Rows from a figure dataset
··········
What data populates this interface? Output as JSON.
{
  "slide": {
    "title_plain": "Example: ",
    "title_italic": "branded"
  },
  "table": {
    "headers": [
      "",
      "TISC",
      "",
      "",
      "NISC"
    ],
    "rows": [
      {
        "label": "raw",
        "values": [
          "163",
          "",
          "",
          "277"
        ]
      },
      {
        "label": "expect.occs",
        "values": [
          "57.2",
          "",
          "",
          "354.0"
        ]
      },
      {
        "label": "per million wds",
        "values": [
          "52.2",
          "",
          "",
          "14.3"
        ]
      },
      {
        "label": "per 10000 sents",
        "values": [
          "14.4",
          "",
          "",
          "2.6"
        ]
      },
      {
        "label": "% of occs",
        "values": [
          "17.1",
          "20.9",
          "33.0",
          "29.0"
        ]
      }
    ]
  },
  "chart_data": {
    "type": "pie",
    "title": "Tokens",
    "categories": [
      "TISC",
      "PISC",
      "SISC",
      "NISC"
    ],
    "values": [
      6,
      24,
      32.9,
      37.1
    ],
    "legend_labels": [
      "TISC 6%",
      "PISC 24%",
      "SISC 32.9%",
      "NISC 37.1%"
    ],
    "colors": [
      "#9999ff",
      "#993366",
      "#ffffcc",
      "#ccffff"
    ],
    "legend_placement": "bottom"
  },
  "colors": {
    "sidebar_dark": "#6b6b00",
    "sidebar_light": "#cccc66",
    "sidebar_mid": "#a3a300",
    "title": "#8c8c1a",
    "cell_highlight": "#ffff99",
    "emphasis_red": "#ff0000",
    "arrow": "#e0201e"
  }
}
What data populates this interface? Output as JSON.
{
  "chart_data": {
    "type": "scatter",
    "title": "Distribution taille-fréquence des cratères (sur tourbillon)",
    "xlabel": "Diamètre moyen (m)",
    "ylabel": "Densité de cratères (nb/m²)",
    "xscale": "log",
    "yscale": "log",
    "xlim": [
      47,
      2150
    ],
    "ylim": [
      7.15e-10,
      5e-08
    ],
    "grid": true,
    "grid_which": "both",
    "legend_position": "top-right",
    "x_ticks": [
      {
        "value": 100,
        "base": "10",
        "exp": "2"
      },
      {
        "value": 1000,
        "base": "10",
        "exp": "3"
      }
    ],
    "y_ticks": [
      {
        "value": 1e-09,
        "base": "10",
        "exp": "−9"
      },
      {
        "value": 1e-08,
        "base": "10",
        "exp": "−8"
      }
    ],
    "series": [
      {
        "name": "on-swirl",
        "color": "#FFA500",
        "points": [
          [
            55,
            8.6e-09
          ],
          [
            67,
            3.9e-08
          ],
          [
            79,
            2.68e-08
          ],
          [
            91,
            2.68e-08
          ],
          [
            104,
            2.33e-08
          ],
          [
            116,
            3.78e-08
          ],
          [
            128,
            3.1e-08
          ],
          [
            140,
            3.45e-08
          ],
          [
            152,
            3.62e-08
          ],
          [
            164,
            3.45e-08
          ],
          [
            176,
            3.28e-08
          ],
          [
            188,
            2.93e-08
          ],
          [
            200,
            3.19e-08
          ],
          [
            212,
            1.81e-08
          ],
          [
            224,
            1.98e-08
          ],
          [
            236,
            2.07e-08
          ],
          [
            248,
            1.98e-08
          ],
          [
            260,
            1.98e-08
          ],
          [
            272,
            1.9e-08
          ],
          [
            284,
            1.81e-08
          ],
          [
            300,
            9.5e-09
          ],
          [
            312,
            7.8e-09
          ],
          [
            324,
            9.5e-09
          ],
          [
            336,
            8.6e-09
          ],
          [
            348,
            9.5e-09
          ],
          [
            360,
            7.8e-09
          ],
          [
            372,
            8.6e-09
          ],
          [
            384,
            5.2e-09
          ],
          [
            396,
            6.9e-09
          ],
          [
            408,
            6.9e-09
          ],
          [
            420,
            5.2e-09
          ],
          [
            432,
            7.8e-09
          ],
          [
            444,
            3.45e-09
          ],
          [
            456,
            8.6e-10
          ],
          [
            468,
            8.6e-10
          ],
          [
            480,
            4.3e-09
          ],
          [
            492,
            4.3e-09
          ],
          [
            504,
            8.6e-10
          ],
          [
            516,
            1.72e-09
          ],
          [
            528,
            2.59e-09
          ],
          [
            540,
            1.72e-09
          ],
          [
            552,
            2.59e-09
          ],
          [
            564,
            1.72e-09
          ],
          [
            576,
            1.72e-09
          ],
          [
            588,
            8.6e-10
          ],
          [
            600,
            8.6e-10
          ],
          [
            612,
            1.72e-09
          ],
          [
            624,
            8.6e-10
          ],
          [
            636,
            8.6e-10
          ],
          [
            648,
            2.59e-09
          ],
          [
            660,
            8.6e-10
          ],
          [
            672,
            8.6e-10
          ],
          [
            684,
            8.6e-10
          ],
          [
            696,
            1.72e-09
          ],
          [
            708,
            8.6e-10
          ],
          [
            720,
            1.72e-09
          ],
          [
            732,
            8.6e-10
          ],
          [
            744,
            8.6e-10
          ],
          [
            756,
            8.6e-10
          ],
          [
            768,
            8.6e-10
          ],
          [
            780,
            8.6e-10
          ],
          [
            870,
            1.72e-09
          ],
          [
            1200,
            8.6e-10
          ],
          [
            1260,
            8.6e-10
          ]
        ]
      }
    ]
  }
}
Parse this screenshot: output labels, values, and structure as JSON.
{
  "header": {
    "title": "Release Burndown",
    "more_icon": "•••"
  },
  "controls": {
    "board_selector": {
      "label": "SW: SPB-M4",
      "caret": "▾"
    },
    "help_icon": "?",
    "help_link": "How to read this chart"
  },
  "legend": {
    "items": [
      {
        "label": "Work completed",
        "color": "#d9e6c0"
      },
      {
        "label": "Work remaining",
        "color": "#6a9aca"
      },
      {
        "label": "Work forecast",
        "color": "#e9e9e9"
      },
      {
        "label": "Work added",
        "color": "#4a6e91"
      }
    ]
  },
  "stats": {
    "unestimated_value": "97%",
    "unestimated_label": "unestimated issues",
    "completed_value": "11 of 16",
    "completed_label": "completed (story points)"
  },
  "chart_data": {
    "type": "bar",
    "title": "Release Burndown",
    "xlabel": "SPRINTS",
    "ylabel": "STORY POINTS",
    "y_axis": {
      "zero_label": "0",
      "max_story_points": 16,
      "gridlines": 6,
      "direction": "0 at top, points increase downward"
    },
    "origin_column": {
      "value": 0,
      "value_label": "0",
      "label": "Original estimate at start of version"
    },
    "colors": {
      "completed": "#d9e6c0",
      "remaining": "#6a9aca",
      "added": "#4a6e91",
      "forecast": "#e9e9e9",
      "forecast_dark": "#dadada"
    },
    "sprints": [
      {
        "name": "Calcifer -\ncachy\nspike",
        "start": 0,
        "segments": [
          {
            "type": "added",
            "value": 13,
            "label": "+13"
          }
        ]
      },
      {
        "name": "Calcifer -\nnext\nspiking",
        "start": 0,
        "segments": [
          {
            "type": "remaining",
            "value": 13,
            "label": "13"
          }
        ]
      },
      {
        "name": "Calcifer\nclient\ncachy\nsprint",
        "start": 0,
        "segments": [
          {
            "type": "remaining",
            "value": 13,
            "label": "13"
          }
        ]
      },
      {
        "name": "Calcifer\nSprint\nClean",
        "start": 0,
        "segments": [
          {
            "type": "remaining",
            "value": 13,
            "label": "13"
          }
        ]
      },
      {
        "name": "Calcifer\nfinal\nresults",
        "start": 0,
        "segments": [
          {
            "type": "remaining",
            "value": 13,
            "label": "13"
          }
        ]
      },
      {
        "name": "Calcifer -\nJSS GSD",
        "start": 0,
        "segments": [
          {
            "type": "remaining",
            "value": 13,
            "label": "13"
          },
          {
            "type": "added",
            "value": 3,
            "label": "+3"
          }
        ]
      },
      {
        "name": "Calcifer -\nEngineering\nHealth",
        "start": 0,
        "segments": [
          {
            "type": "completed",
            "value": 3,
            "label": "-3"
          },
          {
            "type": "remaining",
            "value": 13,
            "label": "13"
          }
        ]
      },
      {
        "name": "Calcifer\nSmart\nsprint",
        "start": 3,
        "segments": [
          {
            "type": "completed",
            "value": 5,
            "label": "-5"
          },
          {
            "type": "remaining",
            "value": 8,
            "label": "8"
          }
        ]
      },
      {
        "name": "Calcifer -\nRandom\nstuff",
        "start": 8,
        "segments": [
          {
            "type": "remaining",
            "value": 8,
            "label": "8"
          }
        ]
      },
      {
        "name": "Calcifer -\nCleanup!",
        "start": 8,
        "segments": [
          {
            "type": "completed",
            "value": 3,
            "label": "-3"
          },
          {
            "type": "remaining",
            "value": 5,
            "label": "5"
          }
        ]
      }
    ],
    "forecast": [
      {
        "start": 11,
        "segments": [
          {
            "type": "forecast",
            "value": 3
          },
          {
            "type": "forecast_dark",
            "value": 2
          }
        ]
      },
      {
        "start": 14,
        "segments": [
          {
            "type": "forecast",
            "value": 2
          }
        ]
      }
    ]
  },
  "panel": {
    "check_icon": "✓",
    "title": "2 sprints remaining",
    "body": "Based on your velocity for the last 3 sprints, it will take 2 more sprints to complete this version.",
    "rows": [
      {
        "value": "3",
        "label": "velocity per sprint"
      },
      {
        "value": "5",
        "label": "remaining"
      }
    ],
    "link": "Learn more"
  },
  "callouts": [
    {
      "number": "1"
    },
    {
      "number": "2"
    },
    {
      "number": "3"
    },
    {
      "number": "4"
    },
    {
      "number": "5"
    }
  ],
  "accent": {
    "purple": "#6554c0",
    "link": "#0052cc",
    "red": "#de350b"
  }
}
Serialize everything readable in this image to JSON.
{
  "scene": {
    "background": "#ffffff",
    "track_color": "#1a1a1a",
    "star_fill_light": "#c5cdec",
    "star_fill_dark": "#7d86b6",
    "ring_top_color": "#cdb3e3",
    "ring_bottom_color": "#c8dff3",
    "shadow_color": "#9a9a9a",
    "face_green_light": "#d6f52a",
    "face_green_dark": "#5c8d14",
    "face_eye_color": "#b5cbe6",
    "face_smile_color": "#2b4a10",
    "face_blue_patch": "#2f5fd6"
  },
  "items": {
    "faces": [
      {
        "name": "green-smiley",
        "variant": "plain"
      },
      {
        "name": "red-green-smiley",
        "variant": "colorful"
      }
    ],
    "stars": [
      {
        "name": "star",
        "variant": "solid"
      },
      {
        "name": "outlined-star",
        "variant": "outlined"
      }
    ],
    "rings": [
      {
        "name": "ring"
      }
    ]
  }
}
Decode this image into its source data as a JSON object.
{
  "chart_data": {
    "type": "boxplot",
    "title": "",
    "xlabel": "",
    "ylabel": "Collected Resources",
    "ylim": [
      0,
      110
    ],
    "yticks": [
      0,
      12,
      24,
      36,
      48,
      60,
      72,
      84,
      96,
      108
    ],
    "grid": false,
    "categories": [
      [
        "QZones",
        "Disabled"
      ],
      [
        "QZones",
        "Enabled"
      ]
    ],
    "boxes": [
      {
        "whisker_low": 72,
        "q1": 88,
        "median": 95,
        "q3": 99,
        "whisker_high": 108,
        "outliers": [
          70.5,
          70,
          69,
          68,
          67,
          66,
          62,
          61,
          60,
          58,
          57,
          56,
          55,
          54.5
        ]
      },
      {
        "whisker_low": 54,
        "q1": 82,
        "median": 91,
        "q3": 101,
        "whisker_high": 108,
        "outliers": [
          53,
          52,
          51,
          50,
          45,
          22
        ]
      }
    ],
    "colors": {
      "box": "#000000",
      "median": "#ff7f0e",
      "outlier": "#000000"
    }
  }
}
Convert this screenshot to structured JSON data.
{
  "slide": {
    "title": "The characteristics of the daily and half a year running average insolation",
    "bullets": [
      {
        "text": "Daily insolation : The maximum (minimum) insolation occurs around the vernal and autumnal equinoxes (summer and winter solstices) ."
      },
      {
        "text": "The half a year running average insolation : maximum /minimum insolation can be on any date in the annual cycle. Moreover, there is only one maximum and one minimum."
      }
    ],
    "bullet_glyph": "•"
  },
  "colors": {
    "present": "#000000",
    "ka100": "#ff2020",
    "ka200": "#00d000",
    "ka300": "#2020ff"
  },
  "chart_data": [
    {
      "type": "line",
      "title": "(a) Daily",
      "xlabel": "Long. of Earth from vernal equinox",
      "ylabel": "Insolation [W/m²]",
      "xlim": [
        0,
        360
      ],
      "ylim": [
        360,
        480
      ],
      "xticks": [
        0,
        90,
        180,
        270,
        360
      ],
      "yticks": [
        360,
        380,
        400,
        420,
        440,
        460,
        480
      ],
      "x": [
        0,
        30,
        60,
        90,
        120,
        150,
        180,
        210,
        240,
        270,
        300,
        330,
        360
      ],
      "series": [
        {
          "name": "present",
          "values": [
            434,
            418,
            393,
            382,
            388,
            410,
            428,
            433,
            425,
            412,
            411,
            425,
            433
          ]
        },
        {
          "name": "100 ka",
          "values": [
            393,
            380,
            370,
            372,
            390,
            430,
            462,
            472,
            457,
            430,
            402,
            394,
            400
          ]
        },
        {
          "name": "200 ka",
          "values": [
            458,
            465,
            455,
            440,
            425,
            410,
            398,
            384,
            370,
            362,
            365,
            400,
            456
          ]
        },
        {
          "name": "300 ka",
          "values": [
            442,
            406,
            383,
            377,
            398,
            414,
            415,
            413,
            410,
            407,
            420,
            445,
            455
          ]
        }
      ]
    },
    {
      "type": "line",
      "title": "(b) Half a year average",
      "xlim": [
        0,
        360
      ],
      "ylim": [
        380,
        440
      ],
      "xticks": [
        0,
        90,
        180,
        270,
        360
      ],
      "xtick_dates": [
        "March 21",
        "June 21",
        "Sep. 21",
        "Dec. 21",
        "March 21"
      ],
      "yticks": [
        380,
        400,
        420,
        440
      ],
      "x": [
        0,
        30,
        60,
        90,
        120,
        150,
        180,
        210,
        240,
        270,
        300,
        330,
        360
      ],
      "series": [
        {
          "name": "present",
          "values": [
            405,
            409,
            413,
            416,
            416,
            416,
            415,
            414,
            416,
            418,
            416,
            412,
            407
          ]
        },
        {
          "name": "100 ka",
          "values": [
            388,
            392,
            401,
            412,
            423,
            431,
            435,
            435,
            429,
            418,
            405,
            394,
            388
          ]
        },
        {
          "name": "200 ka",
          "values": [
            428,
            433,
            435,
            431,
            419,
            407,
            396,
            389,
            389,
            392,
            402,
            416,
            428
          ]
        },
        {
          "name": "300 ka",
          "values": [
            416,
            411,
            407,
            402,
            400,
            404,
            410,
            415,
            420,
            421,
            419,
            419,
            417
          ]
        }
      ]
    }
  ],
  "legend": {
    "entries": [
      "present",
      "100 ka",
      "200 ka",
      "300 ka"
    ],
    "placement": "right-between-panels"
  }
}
··········
» **Written task**:
Go through the records above, find every line with the word "screenshot", and list those lines.

» **Problem solution**:
Parse this screenshot: output labels, values, and structure as JSON.
Convert this screenshot to structured JSON data.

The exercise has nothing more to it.